§ EXERCISE DETAILS: Show all lines holding the string "anciennes".

------ DATA FOR THIS EXERCISE ------

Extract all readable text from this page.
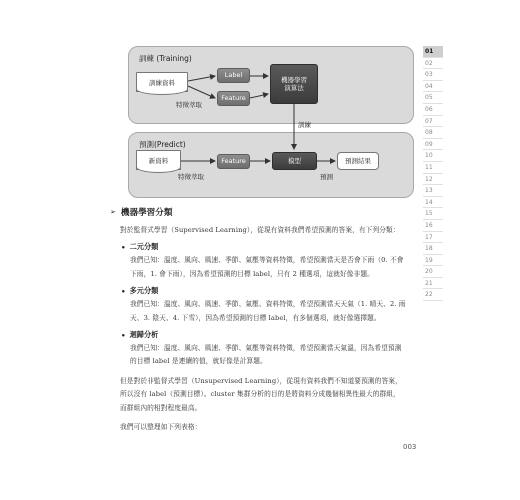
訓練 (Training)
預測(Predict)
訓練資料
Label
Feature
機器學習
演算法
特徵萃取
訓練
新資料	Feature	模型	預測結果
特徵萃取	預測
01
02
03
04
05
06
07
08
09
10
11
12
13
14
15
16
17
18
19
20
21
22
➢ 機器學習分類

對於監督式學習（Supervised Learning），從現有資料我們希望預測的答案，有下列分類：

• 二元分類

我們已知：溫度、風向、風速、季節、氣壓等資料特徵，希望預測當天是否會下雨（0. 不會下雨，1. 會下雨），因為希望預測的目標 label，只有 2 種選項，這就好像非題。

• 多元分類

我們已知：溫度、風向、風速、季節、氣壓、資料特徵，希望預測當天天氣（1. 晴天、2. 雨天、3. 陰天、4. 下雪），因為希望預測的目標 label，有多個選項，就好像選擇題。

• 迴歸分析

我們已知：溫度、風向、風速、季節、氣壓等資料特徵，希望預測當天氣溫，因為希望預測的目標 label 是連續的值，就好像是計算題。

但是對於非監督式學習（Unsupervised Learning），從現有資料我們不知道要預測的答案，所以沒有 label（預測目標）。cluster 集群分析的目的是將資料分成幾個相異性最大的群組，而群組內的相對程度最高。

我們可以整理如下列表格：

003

------
------ DATA FOR THIS EXERCISE ------

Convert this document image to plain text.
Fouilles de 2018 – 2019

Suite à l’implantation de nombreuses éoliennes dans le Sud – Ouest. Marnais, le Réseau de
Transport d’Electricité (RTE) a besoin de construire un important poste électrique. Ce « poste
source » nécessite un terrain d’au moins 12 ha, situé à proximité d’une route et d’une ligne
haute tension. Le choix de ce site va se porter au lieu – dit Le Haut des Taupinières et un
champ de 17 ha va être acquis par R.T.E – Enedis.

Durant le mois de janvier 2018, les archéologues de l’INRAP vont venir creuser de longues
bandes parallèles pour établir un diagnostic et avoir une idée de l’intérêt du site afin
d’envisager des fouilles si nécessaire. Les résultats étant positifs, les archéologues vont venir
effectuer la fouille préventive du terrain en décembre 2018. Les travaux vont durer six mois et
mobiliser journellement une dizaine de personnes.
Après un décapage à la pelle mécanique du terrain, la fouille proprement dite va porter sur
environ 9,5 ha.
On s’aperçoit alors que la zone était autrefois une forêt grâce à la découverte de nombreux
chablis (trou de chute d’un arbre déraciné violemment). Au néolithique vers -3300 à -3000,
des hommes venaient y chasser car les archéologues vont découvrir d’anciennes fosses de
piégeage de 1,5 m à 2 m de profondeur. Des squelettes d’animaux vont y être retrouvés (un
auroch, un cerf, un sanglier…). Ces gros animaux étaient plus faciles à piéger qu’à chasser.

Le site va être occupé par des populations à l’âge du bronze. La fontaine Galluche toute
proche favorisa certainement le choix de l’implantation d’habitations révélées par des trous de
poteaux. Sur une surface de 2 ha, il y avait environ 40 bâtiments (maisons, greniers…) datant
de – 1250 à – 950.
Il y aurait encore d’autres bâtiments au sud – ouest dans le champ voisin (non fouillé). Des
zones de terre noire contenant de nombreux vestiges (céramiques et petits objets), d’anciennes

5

------

§ FINISHED TASK:
des hommes venaient y chasser car les archéologues vont découvrir d’anciennes fosses de
zones de terre noire contenant de nombreux vestiges (céramiques et petits objets), d’anciennes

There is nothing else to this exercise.